# [What is asked]
Pick out each line of the records that includes the string "accuracy", and copy it.

★ ★ ★ ★ ★

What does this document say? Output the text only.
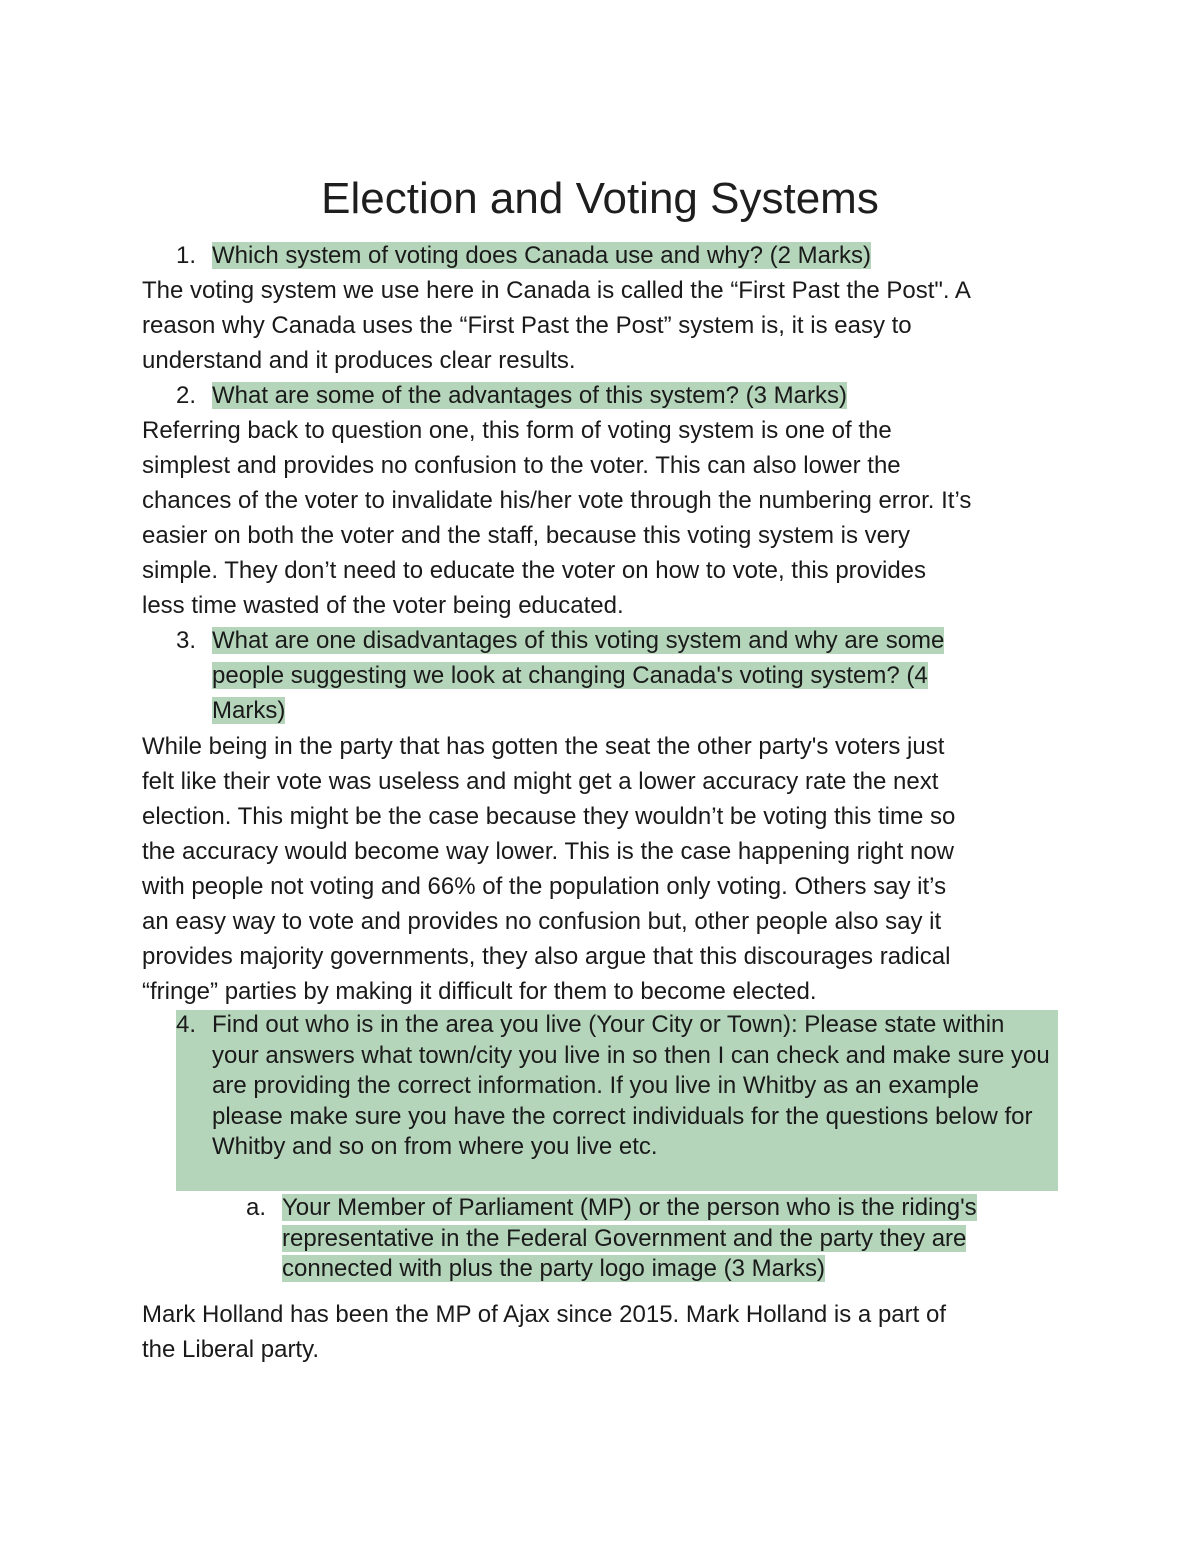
Election and Voting Systems
1. Which system of voting does Canada use and why? (2 Marks)
The voting system we use here in Canada is called the “First Past the Post". A
reason why Canada uses the “First Past the Post” system is, it is easy to
understand and it produces clear results.
2. What are some of the advantages of this system? (3 Marks)
Referring back to question one, this form of voting system is one of the
simplest and provides no confusion to the voter. This can also lower the
chances of the voter to invalidate his/her vote through the numbering error. It’s
easier on both the voter and the staff, because this voting system is very
simple. They don’t need to educate the voter on how to vote, this provides
less time wasted of the voter being educated.
3. What are one disadvantages of this voting system and why are some people suggesting we look at changing Canada's voting system? (4 Marks)
While being in the party that has gotten the seat the other party's voters just
felt like their vote was useless and might get a lower accuracy rate the next
election. This might be the case because they wouldn’t be voting this time so
the accuracy would become way lower. This is the case happening right now
with people not voting and 66% of the population only voting. Others say it’s
an easy way to vote and provides no confusion but, other people also say it
provides majority governments, they also argue that this discourages radical
“fringe” parties by making it difficult for them to become elected.
4. Find out who is in the area you live (Your City or Town): Please state within your answers what town/city you live in so then I can check and make sure you are providing the correct information. If you live in Whitby as an example please make sure you have the correct individuals for the questions below for Whitby and so on from where you live etc.
a. Your Member of Parliament (MP) or the person who is the riding's representative in the Federal Government and the party they are connected with plus the party logo image (3 Marks)
Mark Holland has been the MP of Ajax since 2015. Mark Holland is a part of
the Liberal party.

★ ★ ★ ★ ★

# [Task response]
felt like their vote was useless and might get a lower accuracy rate the next
the accuracy would become way lower. This is the case happening right now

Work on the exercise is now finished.